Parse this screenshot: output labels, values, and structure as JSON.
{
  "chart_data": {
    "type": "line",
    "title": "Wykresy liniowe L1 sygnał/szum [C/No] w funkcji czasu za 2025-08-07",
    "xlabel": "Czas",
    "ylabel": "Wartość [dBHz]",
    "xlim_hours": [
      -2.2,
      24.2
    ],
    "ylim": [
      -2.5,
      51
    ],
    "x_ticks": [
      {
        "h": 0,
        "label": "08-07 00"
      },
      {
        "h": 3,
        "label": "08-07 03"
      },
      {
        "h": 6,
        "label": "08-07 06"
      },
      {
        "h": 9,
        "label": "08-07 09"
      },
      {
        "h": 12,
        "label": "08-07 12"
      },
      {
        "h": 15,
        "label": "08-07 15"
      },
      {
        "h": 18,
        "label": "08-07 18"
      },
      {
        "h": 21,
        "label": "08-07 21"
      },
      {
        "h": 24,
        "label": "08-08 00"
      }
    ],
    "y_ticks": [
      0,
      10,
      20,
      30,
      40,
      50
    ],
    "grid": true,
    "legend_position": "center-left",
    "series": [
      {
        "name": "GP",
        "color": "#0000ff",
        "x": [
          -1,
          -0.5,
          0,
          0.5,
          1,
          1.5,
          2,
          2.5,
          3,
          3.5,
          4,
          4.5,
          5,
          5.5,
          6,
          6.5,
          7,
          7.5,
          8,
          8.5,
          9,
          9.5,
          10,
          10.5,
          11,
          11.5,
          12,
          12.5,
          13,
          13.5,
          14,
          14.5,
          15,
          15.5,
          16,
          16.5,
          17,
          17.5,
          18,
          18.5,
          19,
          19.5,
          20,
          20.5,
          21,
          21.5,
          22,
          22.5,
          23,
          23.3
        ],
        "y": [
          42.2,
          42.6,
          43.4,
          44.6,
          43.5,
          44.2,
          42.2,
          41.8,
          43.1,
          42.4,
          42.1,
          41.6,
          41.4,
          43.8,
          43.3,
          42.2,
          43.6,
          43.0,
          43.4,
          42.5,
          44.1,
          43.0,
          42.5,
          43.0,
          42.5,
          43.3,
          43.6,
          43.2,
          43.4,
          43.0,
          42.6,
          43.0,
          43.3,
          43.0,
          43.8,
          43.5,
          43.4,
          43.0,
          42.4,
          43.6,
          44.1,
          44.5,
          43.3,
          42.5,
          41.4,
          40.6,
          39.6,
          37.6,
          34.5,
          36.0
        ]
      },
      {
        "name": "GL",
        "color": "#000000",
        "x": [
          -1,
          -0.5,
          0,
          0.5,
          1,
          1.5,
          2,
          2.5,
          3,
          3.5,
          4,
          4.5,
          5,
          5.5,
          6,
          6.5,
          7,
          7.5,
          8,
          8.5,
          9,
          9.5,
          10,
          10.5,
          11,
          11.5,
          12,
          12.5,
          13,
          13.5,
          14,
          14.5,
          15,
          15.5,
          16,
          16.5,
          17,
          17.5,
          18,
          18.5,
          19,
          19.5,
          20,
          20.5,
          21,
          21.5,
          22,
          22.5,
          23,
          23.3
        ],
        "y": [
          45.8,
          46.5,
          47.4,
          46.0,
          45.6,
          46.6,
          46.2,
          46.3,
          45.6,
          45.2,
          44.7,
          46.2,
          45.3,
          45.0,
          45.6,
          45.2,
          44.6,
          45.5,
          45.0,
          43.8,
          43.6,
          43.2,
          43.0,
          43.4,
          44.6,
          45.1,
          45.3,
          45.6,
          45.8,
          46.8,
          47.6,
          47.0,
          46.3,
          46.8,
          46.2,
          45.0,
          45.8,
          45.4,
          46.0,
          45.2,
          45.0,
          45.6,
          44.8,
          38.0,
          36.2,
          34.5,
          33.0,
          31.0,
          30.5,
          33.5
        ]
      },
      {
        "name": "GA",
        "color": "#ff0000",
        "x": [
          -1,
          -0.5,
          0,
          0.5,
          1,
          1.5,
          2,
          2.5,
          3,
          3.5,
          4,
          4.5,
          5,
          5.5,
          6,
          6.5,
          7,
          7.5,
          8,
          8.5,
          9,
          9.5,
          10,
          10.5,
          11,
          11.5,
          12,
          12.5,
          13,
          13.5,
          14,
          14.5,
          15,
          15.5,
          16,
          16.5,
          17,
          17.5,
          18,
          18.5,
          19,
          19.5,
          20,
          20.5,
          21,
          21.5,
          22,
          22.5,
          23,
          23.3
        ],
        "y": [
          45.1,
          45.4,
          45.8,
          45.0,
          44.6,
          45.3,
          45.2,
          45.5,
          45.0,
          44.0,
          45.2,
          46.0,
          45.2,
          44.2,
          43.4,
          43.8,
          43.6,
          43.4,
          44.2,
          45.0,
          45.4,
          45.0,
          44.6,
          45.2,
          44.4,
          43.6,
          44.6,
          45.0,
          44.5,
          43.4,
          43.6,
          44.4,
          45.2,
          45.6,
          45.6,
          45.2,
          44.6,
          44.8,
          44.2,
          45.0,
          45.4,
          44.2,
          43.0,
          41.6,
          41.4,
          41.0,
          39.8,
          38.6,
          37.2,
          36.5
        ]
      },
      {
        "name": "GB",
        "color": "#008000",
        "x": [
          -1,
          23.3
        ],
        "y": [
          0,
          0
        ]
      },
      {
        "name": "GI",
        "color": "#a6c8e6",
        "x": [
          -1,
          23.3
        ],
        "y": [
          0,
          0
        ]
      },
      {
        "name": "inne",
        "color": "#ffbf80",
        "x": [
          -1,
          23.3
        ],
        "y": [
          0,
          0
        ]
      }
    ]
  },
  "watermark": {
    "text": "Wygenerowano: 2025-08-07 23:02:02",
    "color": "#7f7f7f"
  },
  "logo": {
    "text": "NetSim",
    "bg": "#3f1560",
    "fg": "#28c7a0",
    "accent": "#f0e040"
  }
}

## Exercise directions
Scan the lines above for "text", then copy every one that has it.

## Exercise solution
    "text": "Wygenerowano: 2025-08-07 23:02:02",
    "text": "NetSim",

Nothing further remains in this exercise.